» **Письменное задание 1**: Выведите нумерованным списком строки записей: всё от строки, содержащей «candle: [83, 418, 86, 420]», вниз до строки, содержащей «candle: [425, 143, 429, 148]», включая обе эти строки. Пустые строки пропустите.

По традиции история изучает события и судьбы, литературоведение и философия — тексты, а в стороне остается промежуточный слой: слухи, россказни и легенды, которые обволакивают жизнь людей, задуманные и отброшенные планы, непроизошедшие события. История и литература придают законченный вид клубящейся магме возможностей. Выбор одной из них уничтожает множество остальных. Приняв решение, Гамлет убивает бесконечность и самого себя, он делает будущее предсказуемым, и всеобщая резня становится неотвратимой.
Этот промежуточный слой можно определить как подсознание культуры. После открытий Зигмунда Фрейда стало ясно, что человек не сводится к его словам и делам, не по ним надо судить о том, что происходит в душе, а по опискам, ошибкам, снам, случайностям. Думается, что подобную возможность надо предоставить исследованию истории культуры.
Аналогичный подход уже давно возник внутри самой художественной литературы. В романах Натали Саррот подробно описываются кровавые драмы и приключения, разыгрывающиеся на уровне тропизмов, мельчайших бессознательных движений души, тогда как на поверхности не происходит ничего, событий нет, жизнь остается по-прежнему банальной. Проза Борхеса или пушкинский «Евгений Онегин» разрушают единство действия; тождественность персонажей себе и судьбе заменяется перебором противоречивых повествовательных возможностей и литературных масок. В XVIII столетии подобные эксперименты проделывал в своих романах Стерн, подчиняя основное действие отступлениям от него.
Ряд исследователей уже обращались к той малоизученной области культуры, которую можно определить как городской письменный фольклор. Еще в 1929 г. П. Г. Богатырев и Р. О. Якобсон писали, что «даже проникнутой духом индивидуализма культуре вовсе не чуждо коллективное творчество. Достаточно только вспомнить о распространенных в современных образованных кругах анекдотах, о родственных легендам слухах и сплетнях, о суевериях и мифах, об этикете и моде»[37]. Арлет Фарж в книге «Жизнь парижских улиц в XVIII веке» (1979) и последующих работах анализирует незначительные происшествия и слухи, используя полицейские рапорты и доносы бравых горожан. Объектом исторического и семантического анализа становится сама улица, взаимоотношения городских низов с властью, представления о государе[38]. Шанталь Тома в книге «Преступная королева» (1989) показывает собирательный фантастический облик Марии-Антуанетты, которую памфлеты превратили в распутную злодейку, дьяволицу, исчадие зла[39]. Сходным образом Антуан де Бек исследует гротескные трансформации, которые в общественном сознании, в картинках и текстах XVIII в. претерпевают тела короля и королевы, олицетворяющие мощь и жизнеспособность государства: к концу века мужское королевское начало из цветущего дерева превращается в сухую мертвую ветвь, а женщина, теряя человеческие черты, становится похотливым животным[40]. Как показал Роберт Дарнтон, оскорбительно грубый сексуальный код, который использовали памфлетисты и газетчики, нападая на монарха, имел в первую очередь политический смысл: импотенция Людовика XVI трактовалась как неспособность аристократии управлять страной[41].

(Размеченные списки областей)
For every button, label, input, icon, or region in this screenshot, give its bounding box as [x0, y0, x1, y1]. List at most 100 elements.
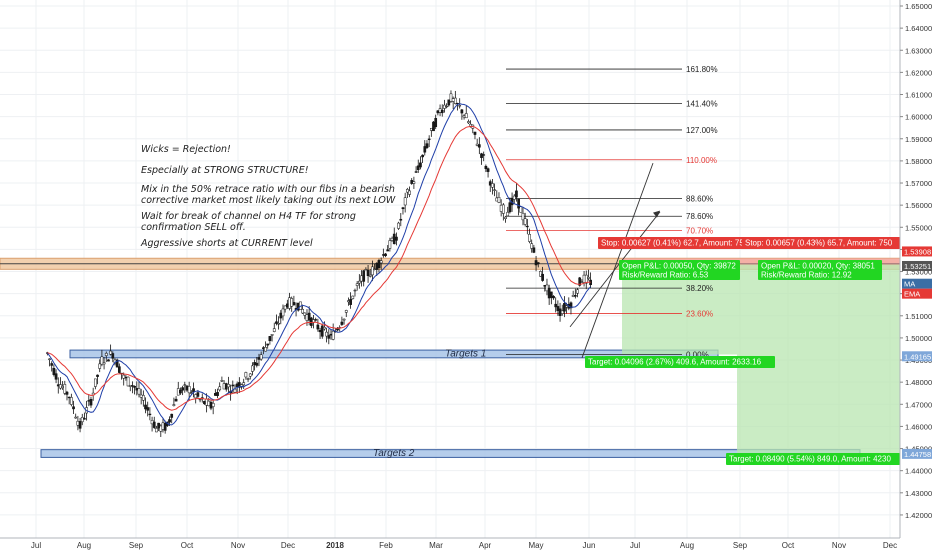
candle: [83, 418, 86, 420]
candle: [486, 168, 490, 172]
stop-label-text: Stop: 0.00627 (0.41%) 62.7, Amount: 750: [601, 239, 749, 248]
time-label: Oct: [782, 541, 795, 550]
candle: [440, 109, 444, 114]
candle: [172, 404, 176, 406]
candle: [552, 295, 555, 299]
price-tag-label: 1.44758: [904, 450, 931, 459]
candle: [451, 98, 455, 102]
tick-label: 1.46000: [905, 422, 932, 431]
candle: [288, 297, 291, 309]
time-label: Mar: [429, 541, 443, 550]
candle: [425, 143, 429, 148]
tick-label: 1.55000: [905, 223, 932, 232]
time-label: Apr: [479, 541, 492, 550]
price-tag: [902, 278, 932, 289]
candle: [124, 376, 128, 379]
candle: [209, 401, 213, 409]
candle: [115, 359, 119, 368]
candle: [111, 353, 115, 359]
annotation-line: Wait for break of channel on H4 TF for s…: [141, 211, 356, 233]
candle: [69, 397, 73, 405]
channel-lower: [569, 211, 661, 328]
time-label: Oct: [181, 541, 194, 550]
channel-arrow: [653, 210, 660, 218]
candle: [379, 260, 383, 264]
candle: [170, 413, 174, 418]
candle: [412, 181, 416, 184]
candle: [329, 333, 333, 336]
candle: [135, 388, 139, 391]
candle: [436, 110, 440, 114]
candle: [519, 206, 523, 213]
candle: [397, 222, 400, 229]
target-label-2-text: Target: 0.08490 (5.54%) 849.0, Amount: 4…: [729, 455, 891, 464]
candle: [187, 386, 191, 394]
price-tag-label: MA: [904, 280, 915, 289]
price-axis[interactable]: 1.65000 1.64000 1.63000 1.62000 1.61000 1.600…: [899, 0, 932, 550]
candle: [469, 123, 472, 127]
candle: [233, 388, 237, 393]
candle: [563, 303, 566, 312]
candle: [179, 389, 182, 394]
candle: [196, 392, 200, 397]
fib-label: 127.00%: [686, 126, 718, 135]
candle: [255, 362, 259, 366]
candle: [373, 268, 376, 270]
annotation-line: Especially at STRONG STRUCTURE!: [141, 165, 309, 176]
tick-label: 1.59000: [905, 135, 932, 144]
candle: [213, 393, 217, 396]
candle: [364, 269, 368, 271]
candle: [231, 384, 235, 387]
time-label: Feb: [379, 541, 393, 550]
candle: [331, 330, 335, 340]
candle: [366, 269, 370, 276]
candle: [242, 382, 246, 386]
time-label: Dec: [281, 541, 295, 550]
tick-label: 1.57000: [905, 179, 932, 188]
time-axis[interactable]: Jul Aug Sep Oct Nov Dec 2018 Feb Mar Apr May Jun Jul…: [0, 537, 932, 550]
candle: [141, 395, 145, 401]
annotation-line: Aggressive shorts at CURRENT level: [141, 238, 313, 249]
tick-label: 1.62000: [905, 68, 932, 77]
tick-label: 1.64000: [905, 24, 932, 33]
price-tag-label: 1.53251: [904, 262, 931, 271]
candle: [248, 373, 252, 377]
candle: [528, 234, 531, 242]
candle: [419, 162, 422, 168]
candle: [360, 275, 363, 282]
candle: [445, 105, 448, 108]
candle: [139, 394, 143, 398]
fib-levels: 161.80% 141.40% 127.00% 110.00% 88.60% 78.60%…: [506, 65, 718, 360]
candle: [480, 153, 483, 158]
pnl-label: [619, 260, 740, 280]
candle: [161, 422, 165, 430]
candle: [157, 422, 160, 429]
position-labels: Stop: 0.00627 (0.41%) 62.7, Amount: 750S…: [585, 237, 900, 465]
candle: [163, 422, 167, 431]
candle: [59, 384, 62, 389]
pnl-label-2-text: Open P&L: 0.00020, Qty: 38051: [761, 262, 875, 271]
candle: [395, 236, 398, 241]
candle: [148, 413, 152, 416]
candle: [216, 392, 219, 396]
candle: [584, 274, 588, 284]
candle: [523, 218, 527, 225]
candle: [270, 334, 274, 336]
tick-label: 1.65000: [905, 2, 932, 11]
candle: [349, 299, 352, 305]
candle: [87, 400, 91, 402]
candle: [399, 218, 403, 221]
zone-label: Targets 2: [373, 448, 415, 459]
candle: [464, 113, 468, 119]
tick-label: 1.56000: [905, 201, 932, 210]
candle: [421, 154, 424, 158]
candle: [342, 318, 346, 321]
candle: [427, 138, 431, 141]
candle: [235, 383, 239, 387]
candle: [240, 384, 243, 388]
candle: [48, 358, 51, 360]
pnl-label-2: [758, 260, 882, 280]
time-label: Nov: [231, 541, 245, 550]
candle: [554, 303, 558, 308]
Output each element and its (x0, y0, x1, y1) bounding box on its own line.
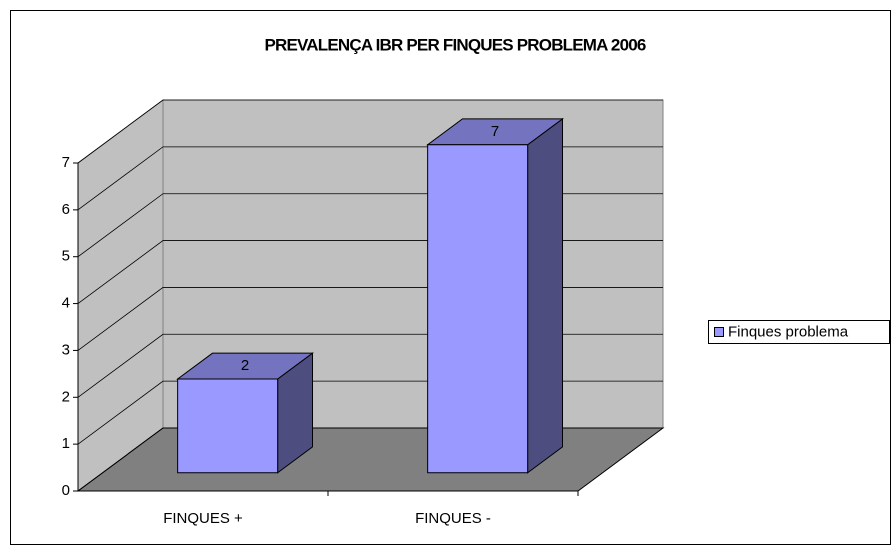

» **Письменное задание 2**: Допишите продолжение текста о подсознании культуры и городском письменном фольклоре, начиная сразу после его последнего предложения.

» **Ответ к упражнению 1**:
1. candle: [83, 418, 86, 420]
2. candle: [486, 168, 490, 172]
3. stop-label-text: Stop: 0.00627 (0.41%) 62.7, Amount: 750: [601, 239, 749, 248]
4. time-label: Oct: [782, 541, 795, 550]
5. candle: [440, 109, 444, 114]
6. candle: [172, 404, 176, 406]
7. candle: [552, 295, 555, 299]
8. price-tag-label: 1.44758: [904, 450, 931, 459]
9. candle: [451, 98, 455, 102]
10. tick-label: 1.46000: [905, 422, 932, 431]
11. candle: [288, 297, 291, 309]
12. time-label: Mar: [429, 541, 443, 550]
13. candle: [425, 143, 429, 148]

» **Ответ к упражнению 2**:
Слухи сначала переходят из уст в уста, потом фиксируются в письменных или печатных текстах: рукописных «новостях», литературных корреспонденциях, письмах, газетах, брошюрах, судебных памятных записках (мемуарах), дипломатических донесениях и памфлетах. Тексты, как правило, анонимные, но сохраняющие личностный характер; рассказчик — если не очевидец, то его близкий знакомый. Ссылка на авторитетный источник может либо варьироваться, либо вовсе опускаться за «общеизвестностью» факта, не требующего подтверждений. Слухи рассчитаны на коллективное потребление: новость принадлежит всем, и каждый обязан дополнить и развить по собственному усмотрению исходную информацию.
Активность слушателя предопределяет изменчивость текстов, сохраняющих тем не менее инвариантную структуру. Как в традиционном фольклоре, одна и та же история может рассказываться про разных людей или, напротив, все события циклизуются вокруг одного персонажа. Легенда разрастается и разветвляется, ее целиком или по частям излагают в разных жанрах, от поддельных мемуаров и романов до волшебных сказок, песен, эпиграмм, анекдотов (как это было с Калиостро[42]) или фарсов (как в случае с Марией-Антуанеттой).
Письменные тексты дополняются изобразительным рядом: лубочными картинками, гравированными портретами, книжными иллюстрациями, иногда откровенно порнографическими или фантастическими, и тем не менее благодаря своей наглядности играющими роль вещественных доказательств. Происходит процесс, аналогичный тому, который К. В. Чистов описал применительно к русским самозванцам: вместе с именем лжегосударь получает уже готовую легенду, в основных чертах остающуюся неизменной на протяжении нескольких веков[43]. Нередко слухи, распространяющиеся в обществе, восходят к весьма древним архетипам. Рассказ о том, что некий принц похищает детей и принимает ванны из их крови, в 1750 г. вызвал бунт парижан[44]; история не может не напомнить, что подобные обвинения в ритуальных убийствах некогда выдвигались против первых христиан, а в XX в. против евреев (дело Бейлиса).
Подобный тип информации (россказни, сплетни, слухи) предполагает непосредственное и повседневное распространение и потребление. В отличие от художественных текстов и исторических событий, которые сохраняются в культуре и в памяти поколений, на другой день новость должна быть забыта и заменена следующей. При этом действует общее правило: интерес события обратно пропорционален расстоянию. Фонвизин в «Письмах из Франции» (1778) писал: «Словом, одна новость заглушает другую и новая песенка столько же занимает публику, что и новая война. Здесь ко всему совершенно равнодушны, кроме вестей. Напротив того, всякие вести рассеиваются по городу с восторгом и составляют душевную пищу жителей парижских»[45].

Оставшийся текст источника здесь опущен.